### STATED GOAL
With the images removed, repeat the data below exactly.

>> Begin GIVEN INFORMATION

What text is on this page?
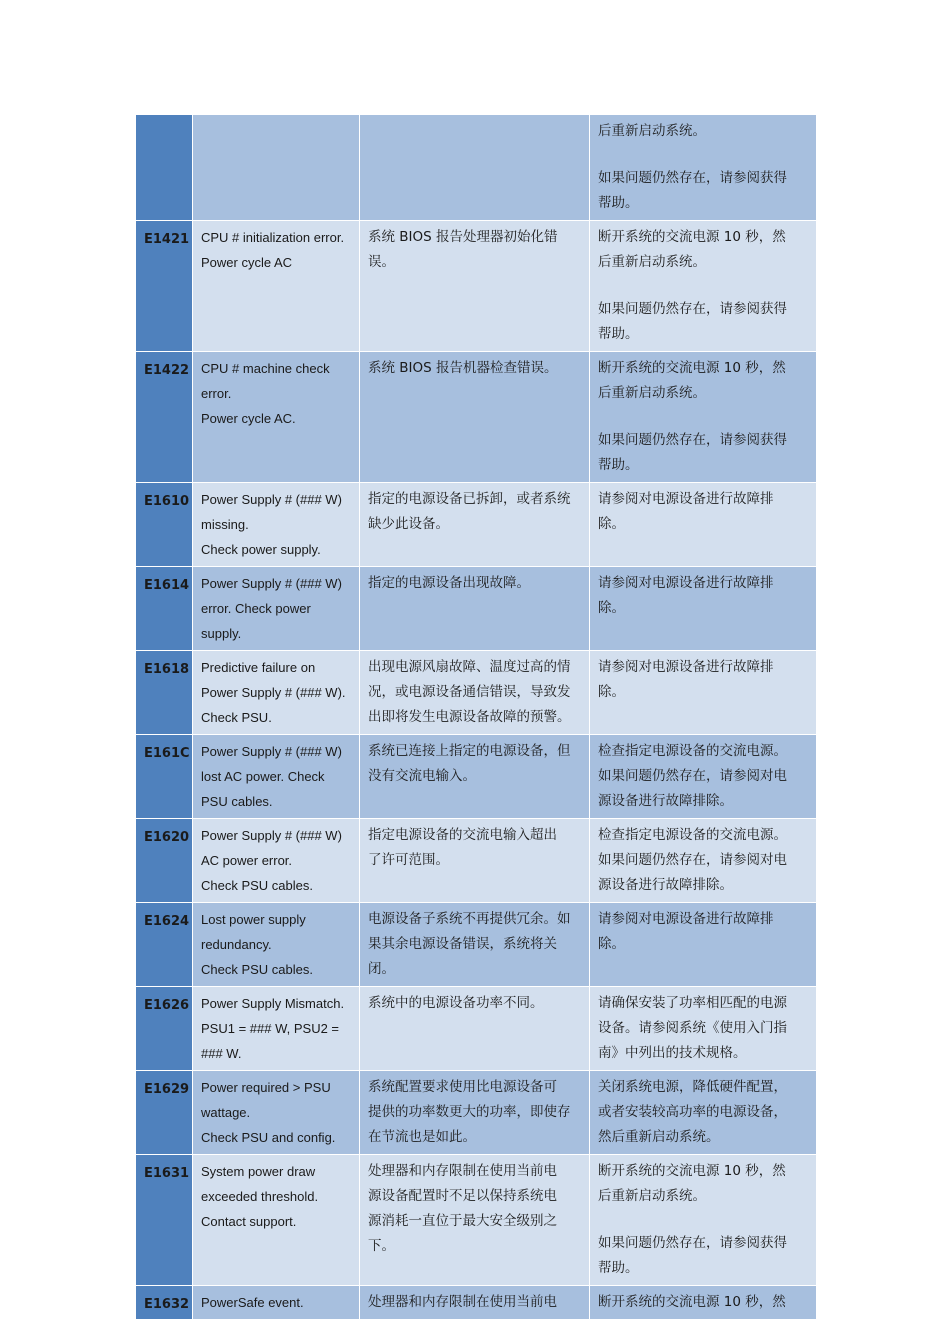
			后重新启动系统。
如果问题仍然存在，请参阅获得
帮助。

E1421	CPU # initialization error.
Power cycle AC	系统 BIOS 报告处理器初始化错
误。	断开系统的交流电源 10 秒，然
后重新启动系统。
如果问题仍然存在，请参阅获得
帮助。

E1422	CPU # machine check
error.
Power cycle AC.	系统 BIOS 报告机器检查错误。	断开系统的交流电源 10 秒，然
后重新启动系统。
如果问题仍然存在，请参阅获得
帮助。

E1610	Power Supply # (### W)
missing.
Check power supply.	指定的电源设备已拆卸，或者系统
缺少此设备。	请参阅对电源设备进行故障排
除。

E1614	Power Supply # (### W)
error. Check power
supply.	指定的电源设备出现故障。	请参阅对电源设备进行故障排
除。

E1618	Predictive failure on
Power Supply # (### W).
Check PSU.	出现电源风扇故障、温度过高的情
况，或电源设备通信错误，导致发
出即将发生电源设备故障的预警。	请参阅对电源设备进行故障排
除。

E161C	Power Supply # (### W)
lost AC power. Check
PSU cables.	系统已连接上指定的电源设备，但
没有交流电输入。	检查指定电源设备的交流电源。
如果问题仍然存在，请参阅对电
源设备进行故障排除。

E1620	Power Supply # (### W)
AC power error.
Check PSU cables.	指定电源设备的交流电输入超出
了许可范围。	检查指定电源设备的交流电源。
如果问题仍然存在，请参阅对电
源设备进行故障排除。

E1624	Lost power supply
redundancy.
Check PSU cables.	电源设备子系统不再提供冗余。如
果其余电源设备错误，系统将关
闭。	请参阅对电源设备进行故障排
除。

E1626	Power Supply Mismatch.
PSU1 = ### W, PSU2 =
### W.	系统中的电源设备功率不同。	请确保安装了功率相匹配的电源
设备。请参阅系统《使用入门指
南》中列出的技术规格。

E1629	Power required > PSU
wattage.
Check PSU and config.	系统配置要求使用比电源设备可
提供的功率数更大的功率，即使存
在节流也是如此。	关闭系统电源，降低硬件配置，
或者安装较高功率的电源设备，
然后重新启动系统。

E1631	System power draw
exceeded threshold.
Contact support.	处理器和内存限制在使用当前电
源设备配置时不足以保持系统电
源消耗一直位于最大安全级别之
下。	断开系统的交流电源 10 秒，然
后重新启动系统。
如果问题仍然存在，请参阅获得
帮助。

E1632	PowerSafe event.	处理器和内存限制在使用当前电	断开系统的交流电源 10 秒，然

>> End GIVEN INFORMATION

### TASK RESPONSE
What text is on this page?
			后重新启动系统。
如果问题仍然存在，请参阅获得
帮助。

E1421	CPU # initialization error.
Power cycle AC	系统 BIOS 报告处理器初始化错
误。	断开系统的交流电源 10 秒，然
后重新启动系统。
如果问题仍然存在，请参阅获得
帮助。

E1422	CPU # machine check
error.
Power cycle AC.	系统 BIOS 报告机器检查错误。	断开系统的交流电源 10 秒，然
后重新启动系统。
如果问题仍然存在，请参阅获得
帮助。

E1610	Power Supply # (### W)
missing.
Check power supply.	指定的电源设备已拆卸，或者系统
缺少此设备。	请参阅对电源设备进行故障排
除。

E1614	Power Supply # (### W)
error. Check power
supply.	指定的电源设备出现故障。	请参阅对电源设备进行故障排
除。

E1618	Predictive failure on
Power Supply # (### W).
Check PSU.	出现电源风扇故障、温度过高的情
况，或电源设备通信错误，导致发
出即将发生电源设备故障的预警。	请参阅对电源设备进行故障排
除。

E161C	Power Supply # (### W)
lost AC power. Check
PSU cables.	系统已连接上指定的电源设备，但
没有交流电输入。	检查指定电源设备的交流电源。
如果问题仍然存在，请参阅对电
源设备进行故障排除。

E1620	Power Supply # (### W)
AC power error.
Check PSU cables.	指定电源设备的交流电输入超出
了许可范围。	检查指定电源设备的交流电源。
如果问题仍然存在，请参阅对电
源设备进行故障排除。

E1624	Lost power supply
redundancy.
Check PSU cables.	电源设备子系统不再提供冗余。如
果其余电源设备错误，系统将关
闭。	请参阅对电源设备进行故障排
除。

E1626	Power Supply Mismatch.
PSU1 = ### W, PSU2 =
### W.	系统中的电源设备功率不同。	请确保安装了功率相匹配的电源
设备。请参阅系统《使用入门指
南》中列出的技术规格。

E1629	Power required > PSU
wattage.
Check PSU and config.	系统配置要求使用比电源设备可
提供的功率数更大的功率，即使存
在节流也是如此。	关闭系统电源，降低硬件配置，
或者安装较高功率的电源设备，
然后重新启动系统。

E1631	System power draw
exceeded threshold.
Contact support.	处理器和内存限制在使用当前电
源设备配置时不足以保持系统电
源消耗一直位于最大安全级别之
下。	断开系统的交流电源 10 秒，然
后重新启动系统。
如果问题仍然存在，请参阅获得
帮助。

E1632	PowerSafe event.	处理器和内存限制在使用当前电	断开系统的交流电源 10 秒，然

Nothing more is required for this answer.